▶ Work to be completed:
All entries below need to be written out exactly, but without their pictures.

▶ Dataset rows:
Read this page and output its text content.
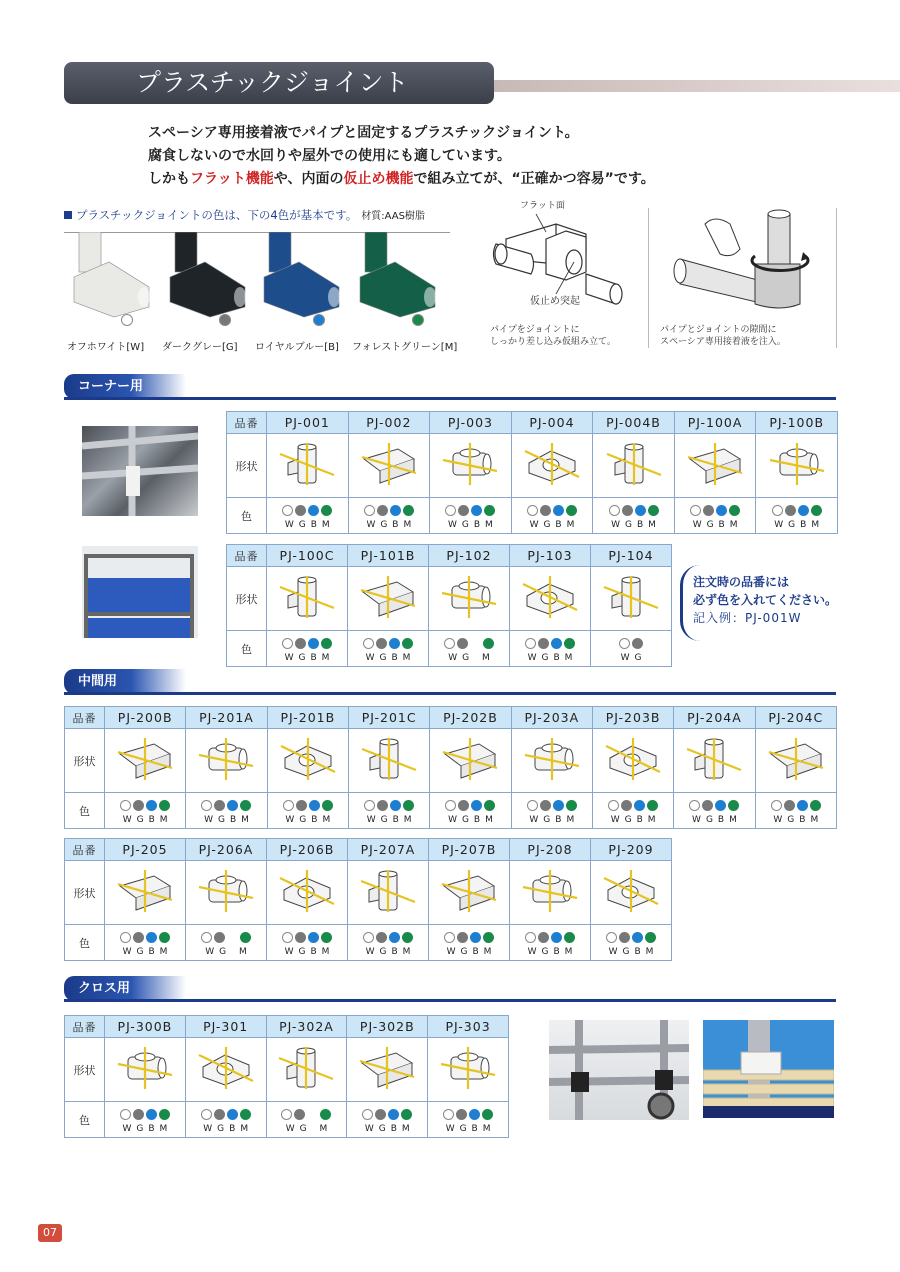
プラスチックジョイント
スペーシア専用接着液でパイプと固定するプラスチックジョイント。
腐食しないので水回りや屋外での使用にも適しています。
しかもフラット機能や、内面の仮止め機能で組み立てが、“正確かつ容易”です。
プラスチックジョイントの色は、下の4色が基本です。 材質:AAS樹脂
オフホワイト[W] ダークグレー[G] ロイヤルブルー[B] フォレストグリーン[M]
フラット面
仮止め突起
パイプをジョイントに
しっかり差し込み仮組み立て。
パイプとジョイントの隙間に
スペーシア専用接着液を注入。
コーナー用
品番	PJ-001	PJ-002	PJ-003	PJ-004	PJ-004B	PJ-100A	PJ-100B
形状							
色	WGBM	WGBM	WGBM	WGBM	WGBM	WGBM	WGBM
品番	PJ-100C	PJ-101B	PJ-102	PJ-103	PJ-104
形状					
色	WGBM	WGBM	WG M	WGBM	WG
注文時の品番には
必ず色を入れてください。
記入例：PJ-001W
中間用
品番	PJ-200B	PJ-201A	PJ-201B	PJ-201C	PJ-202B	PJ-203A	PJ-203B	PJ-204A	PJ-204C
形状									
色	WGBM	WGBM	WGBM	WGBM	WGBM	WGBM	WGBM	WGBM	WGBM
品番	PJ-205	PJ-206A	PJ-206B	PJ-207A	PJ-207B	PJ-208	PJ-209
形状							
色	WGBM	WG M	WGBM	WGBM	WGBM	WGBM	WGBM
クロス用
品番	PJ-300B	PJ-301	PJ-302A	PJ-302B	PJ-303
形状					
色	WGBM	WGBM	WG M	WGBM	WGBM
07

▶ Answer to this exercise:
Read this page and output its text content.
プラスチックジョイント
スペーシア専用接着液でパイプと固定するプラスチックジョイント。
腐食しないので水回りや屋外での使用にも適しています。
しかもフラット機能や、内面の仮止め機能で組み立てが、“正確かつ容易”です。
プラスチックジョイントの色は、下の4色が基本です。 材質:AAS樹脂
オフホワイト[W] ダークグレー[G] ロイヤルブルー[B] フォレストグリーン[M]
フラット面
仮止め突起
パイプをジョイントに
しっかり差し込み仮組み立て。
パイプとジョイントの隙間に
スペーシア専用接着液を注入。
コーナー用
品番	PJ-001	PJ-002	PJ-003	PJ-004	PJ-004B	PJ-100A	PJ-100B
形状							
色	WGBM	WGBM	WGBM	WGBM	WGBM	WGBM	WGBM
品番	PJ-100C	PJ-101B	PJ-102	PJ-103	PJ-104
形状					
色	WGBM	WGBM	WG M	WGBM	WG
注文時の品番には
必ず色を入れてください。
記入例：PJ-001W
中間用
品番	PJ-200B	PJ-201A	PJ-201B	PJ-201C	PJ-202B	PJ-203A	PJ-203B	PJ-204A	PJ-204C
形状									
色	WGBM	WGBM	WGBM	WGBM	WGBM	WGBM	WGBM	WGBM	WGBM
品番	PJ-205	PJ-206A	PJ-206B	PJ-207A	PJ-207B	PJ-208	PJ-209
形状							
色	WGBM	WG M	WGBM	WGBM	WGBM	WGBM	WGBM
クロス用
品番	PJ-300B	PJ-301	PJ-302A	PJ-302B	PJ-303
形状					
色	WGBM	WGBM	WG M	WGBM	WGBM
07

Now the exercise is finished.